>> START Available data

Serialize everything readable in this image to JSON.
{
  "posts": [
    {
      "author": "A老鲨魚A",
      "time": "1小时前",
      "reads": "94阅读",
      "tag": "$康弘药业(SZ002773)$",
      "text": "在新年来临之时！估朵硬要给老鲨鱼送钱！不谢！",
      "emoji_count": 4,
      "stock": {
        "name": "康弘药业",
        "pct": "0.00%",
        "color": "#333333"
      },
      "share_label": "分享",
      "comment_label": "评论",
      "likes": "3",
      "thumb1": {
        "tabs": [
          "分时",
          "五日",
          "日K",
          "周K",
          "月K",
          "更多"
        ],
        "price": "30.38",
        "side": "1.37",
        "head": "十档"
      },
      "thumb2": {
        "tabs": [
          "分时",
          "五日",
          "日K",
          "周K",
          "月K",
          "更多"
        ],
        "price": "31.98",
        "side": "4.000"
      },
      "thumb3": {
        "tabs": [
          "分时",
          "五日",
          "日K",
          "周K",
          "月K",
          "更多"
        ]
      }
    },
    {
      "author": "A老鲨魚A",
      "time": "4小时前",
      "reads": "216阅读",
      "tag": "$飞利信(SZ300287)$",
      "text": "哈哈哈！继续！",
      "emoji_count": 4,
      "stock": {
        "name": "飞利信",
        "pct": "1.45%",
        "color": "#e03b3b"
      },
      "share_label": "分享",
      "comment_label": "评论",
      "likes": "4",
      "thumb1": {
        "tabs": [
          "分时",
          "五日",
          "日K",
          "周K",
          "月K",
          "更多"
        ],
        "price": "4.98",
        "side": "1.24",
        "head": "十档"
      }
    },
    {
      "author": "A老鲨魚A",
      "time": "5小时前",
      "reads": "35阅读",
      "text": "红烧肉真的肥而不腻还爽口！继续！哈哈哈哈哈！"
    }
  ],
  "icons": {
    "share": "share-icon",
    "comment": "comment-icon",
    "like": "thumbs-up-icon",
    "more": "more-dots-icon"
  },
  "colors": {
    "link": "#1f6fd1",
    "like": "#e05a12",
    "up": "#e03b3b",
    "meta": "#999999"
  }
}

>> END Available data

### Aim of the task:
Set down every record above exactly as given.

### Correct answer:
Serialize everything readable in this image to JSON.
{
  "posts": [
    {
      "author": "A老鲨魚A",
      "time": "1小时前",
      "reads": "94阅读",
      "tag": "$康弘药业(SZ002773)$",
      "text": "在新年来临之时！估朵硬要给老鲨鱼送钱！不谢！",
      "emoji_count": 4,
      "stock": {
        "name": "康弘药业",
        "pct": "0.00%",
        "color": "#333333"
      },
      "share_label": "分享",
      "comment_label": "评论",
      "likes": "3",
      "thumb1": {
        "tabs": [
          "分时",
          "五日",
          "日K",
          "周K",
          "月K",
          "更多"
        ],
        "price": "30.38",
        "side": "1.37",
        "head": "十档"
      },
      "thumb2": {
        "tabs": [
          "分时",
          "五日",
          "日K",
          "周K",
          "月K",
          "更多"
        ],
        "price": "31.98",
        "side": "4.000"
      },
      "thumb3": {
        "tabs": [
          "分时",
          "五日",
          "日K",
          "周K",
          "月K",
          "更多"
        ]
      }
    },
    {
      "author": "A老鲨魚A",
      "time": "4小时前",
      "reads": "216阅读",
      "tag": "$飞利信(SZ300287)$",
      "text": "哈哈哈！继续！",
      "emoji_count": 4,
      "stock": {
        "name": "飞利信",
        "pct": "1.45%",
        "color": "#e03b3b"
      },
      "share_label": "分享",
      "comment_label": "评论",
      "likes": "4",
      "thumb1": {
        "tabs": [
          "分时",
          "五日",
          "日K",
          "周K",
          "月K",
          "更多"
        ],
        "price": "4.98",
        "side": "1.24",
        "head": "十档"
      }
    },
    {
      "author": "A老鲨魚A",
      "time": "5小时前",
      "reads": "35阅读",
      "text": "红烧肉真的肥而不腻还爽口！继续！哈哈哈哈哈！"
    }
  ],
  "icons": {
    "share": "share-icon",
    "comment": "comment-icon",
    "like": "thumbs-up-icon",
    "more": "more-dots-icon"
  },
  "colors": {
    "link": "#1f6fd1",
    "like": "#e05a12",
    "up": "#e03b3b",
    "meta": "#999999"
  }
}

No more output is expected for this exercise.